■ WHAT TO WORK ON
The listing below should be printed exactly, every line of it. Skip the pictures.

■ DATA SUPPLIED
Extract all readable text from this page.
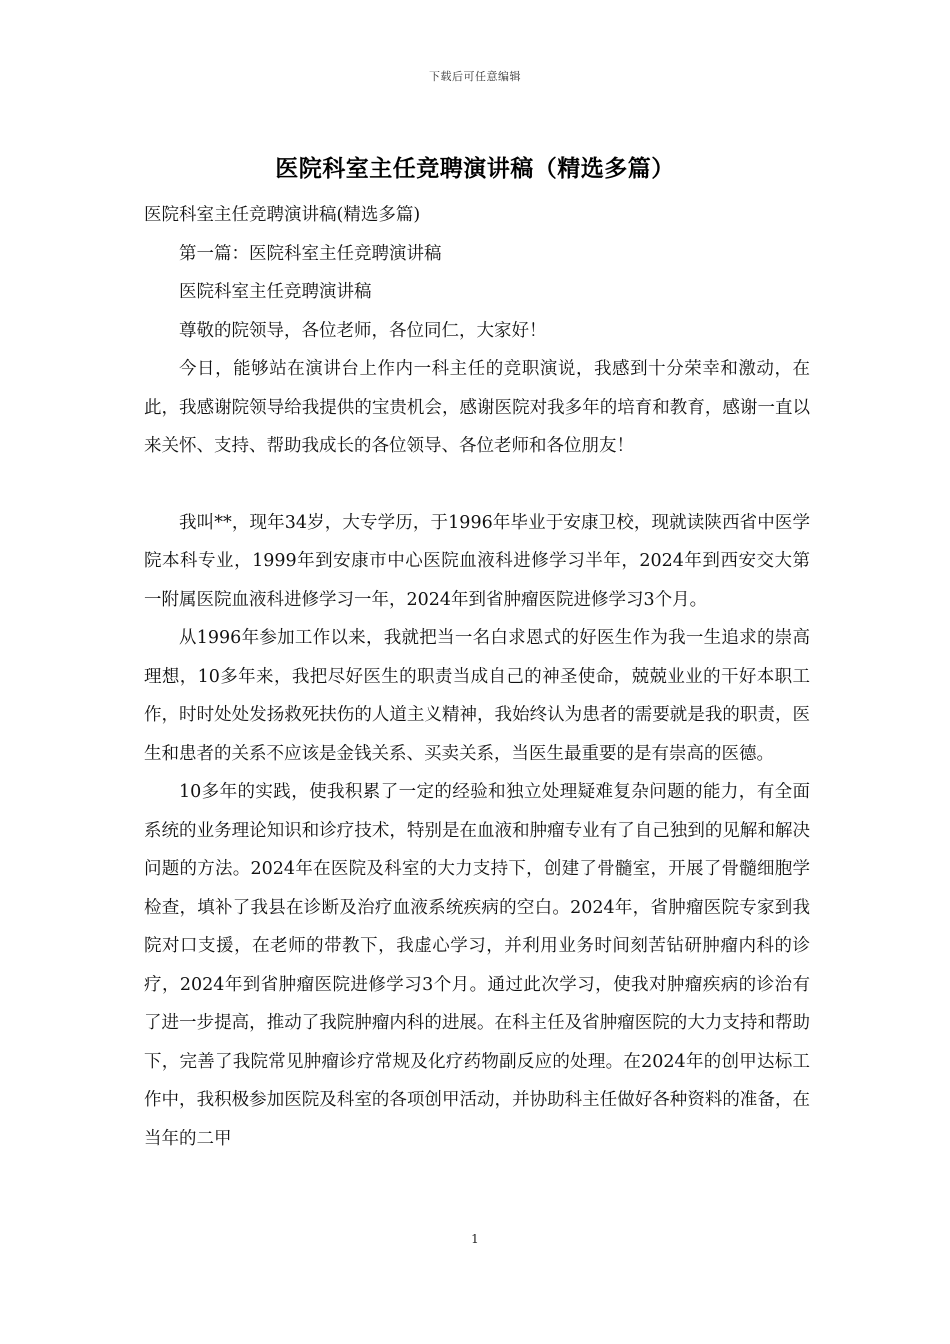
下载后可任意编辑
医院科室主任竞聘演讲稿（精选多篇）

医院科室主任竞聘演讲稿(精选多篇)

第一篇：医院科室主任竞聘演讲稿

医院科室主任竞聘演讲稿

尊敬的院领导，各位老师，各位同仁，大家好！

今日，能够站在演讲台上作内一科主任的竞职演说，我感到十分荣幸和激动，在此，我感谢院领导给我提供的宝贵机会，感谢医院对我多年的培育和教育，感谢一直以来关怀、支持、帮助我成长的各位领导、各位老师和各位朋友！

我叫**，现年34岁，大专学历，于1996年毕业于安康卫校，现就读陕西省中医学院本科专业，1999年到安康市中心医院血液科进修学习半年，2024年到西安交大第一附属医院血液科进修学习一年，2024年到省肿瘤医院进修学习3个月。

从1996年参加工作以来，我就把当一名白求恩式的好医生作为我一生追求的崇高理想，10多年来，我把尽好医生的职责当成自己的神圣使命，兢兢业业的干好本职工作，时时处处发扬救死扶伤的人道主义精神，我始终认为患者的需要就是我的职责，医生和患者的关系不应该是金钱关系、买卖关系，当医生最重要的是有崇高的医德。

10多年的实践，使我积累了一定的经验和独立处理疑难复杂问题的能力，有全面系统的业务理论知识和诊疗技术，特别是在血液和肿瘤专业有了自己独到的见解和解决问题的方法。2024年在医院及科室的大力支持下，创建了骨髓室，开展了骨髓细胞学检查，填补了我县在诊断及治疗血液系统疾病的空白。2024年，省肿瘤医院专家到我院对口支援，在老师的带教下，我虚心学习，并利用业务时间刻苦钻研肿瘤内科的诊疗，2024年到省肿瘤医院进修学习3个月。通过此次学习，使我对肿瘤疾病的诊治有了进一步提高，推动了我院肿瘤内科的进展。在科主任及省肿瘤医院的大力支持和帮助下，完善了我院常见肿瘤诊疗常规及化疗药物副反应的处理。在2024年的创甲达标工作中，我积极参加医院及科室的各项创甲活动，并协助科主任做好各种资料的准备，在当年的二甲

1
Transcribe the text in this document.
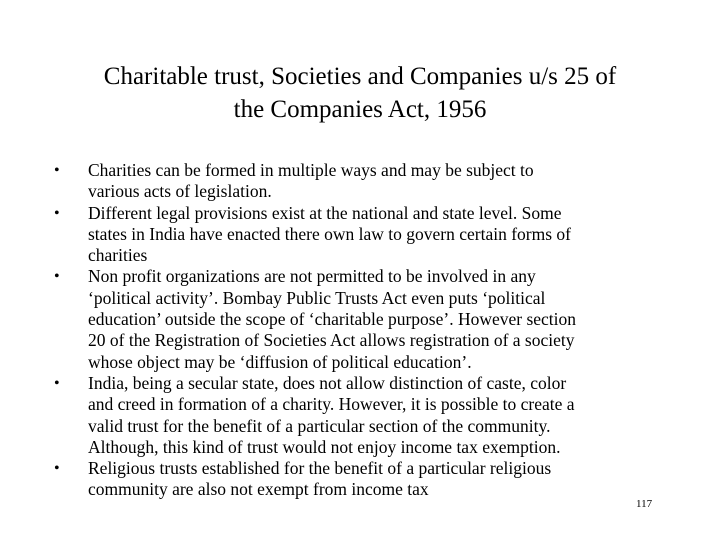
Charitable trust, Societies and Companies u/s 25 of
the Companies Act, 1956
• Charities can be formed in multiple ways and may be subject to
various acts of legislation.
• Different legal provisions exist at the national and state level. Some
states in India have enacted there own law to govern certain forms of
charities
• Non profit organizations are not permitted to be involved in any
‘political activity’. Bombay Public Trusts Act even puts ‘political
education’ outside the scope of ‘charitable purpose’. However section
20 of the Registration of Societies Act allows registration of a society
whose object may be ‘diffusion of political education’.
• India, being a secular state, does not allow distinction of caste, color
and creed in formation of a charity. However, it is possible to create a
valid trust for the benefit of a particular section of the community.
Although, this kind of trust would not enjoy income tax exemption.
• Religious trusts established for the benefit of a particular religious
community are also not exempt from income tax
117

■ EXERCISE ANSWER
Extract all readable text from this page.
下载后可任意编辑
医院科室主任竞聘演讲稿（精选多篇）

医院科室主任竞聘演讲稿(精选多篇)

第一篇：医院科室主任竞聘演讲稿

医院科室主任竞聘演讲稿

尊敬的院领导，各位老师，各位同仁，大家好！

今日，能够站在演讲台上作内一科主任的竞职演说，我感到十分荣幸和激动，在此，我感谢院领导给我提供的宝贵机会，感谢医院对我多年的培育和教育，感谢一直以来关怀、支持、帮助我成长的各位领导、各位老师和各位朋友！

我叫**，现年34岁，大专学历，于1996年毕业于安康卫校，现就读陕西省中医学院本科专业，1999年到安康市中心医院血液科进修学习半年，2024年到西安交大第一附属医院血液科进修学习一年，2024年到省肿瘤医院进修学习3个月。

从1996年参加工作以来，我就把当一名白求恩式的好医生作为我一生追求的崇高理想，10多年来，我把尽好医生的职责当成自己的神圣使命，兢兢业业的干好本职工作，时时处处发扬救死扶伤的人道主义精神，我始终认为患者的需要就是我的职责，医生和患者的关系不应该是金钱关系、买卖关系，当医生最重要的是有崇高的医德。

10多年的实践，使我积累了一定的经验和独立处理疑难复杂问题的能力，有全面系统的业务理论知识和诊疗技术，特别是在血液和肿瘤专业有了自己独到的见解和解决问题的方法。2024年在医院及科室的大力支持下，创建了骨髓室，开展了骨髓细胞学检查，填补了我县在诊断及治疗血液系统疾病的空白。2024年，省肿瘤医院专家到我院对口支援，在老师的带教下，我虚心学习，并利用业务时间刻苦钻研肿瘤内科的诊疗，2024年到省肿瘤医院进修学习3个月。通过此次学习，使我对肿瘤疾病的诊治有了进一步提高，推动了我院肿瘤内科的进展。在科主任及省肿瘤医院的大力支持和帮助下，完善了我院常见肿瘤诊疗常规及化疗药物副反应的处理。在2024年的创甲达标工作中，我积极参加医院及科室的各项创甲活动，并协助科主任做好各种资料的准备，在当年的二甲

1
Transcribe the text in this document.
Charitable trust, Societies and Companies u/s 25 of
the Companies Act, 1956
• Charities can be formed in multiple ways and may be subject to
various acts of legislation.
• Different legal provisions exist at the national and state level. Some
states in India have enacted there own law to govern certain forms of
charities
• Non profit organizations are not permitted to be involved in any
‘political activity’. Bombay Public Trusts Act even puts ‘political
education’ outside the scope of ‘charitable purpose’. However section
20 of the Registration of Societies Act allows registration of a society
whose object may be ‘diffusion of political education’.
• India, being a secular state, does not allow distinction of caste, color
and creed in formation of a charity. However, it is possible to create a
valid trust for the benefit of a particular section of the community.
Although, this kind of trust would not enjoy income tax exemption.
• Religious trusts established for the benefit of a particular religious
community are also not exempt from income tax
117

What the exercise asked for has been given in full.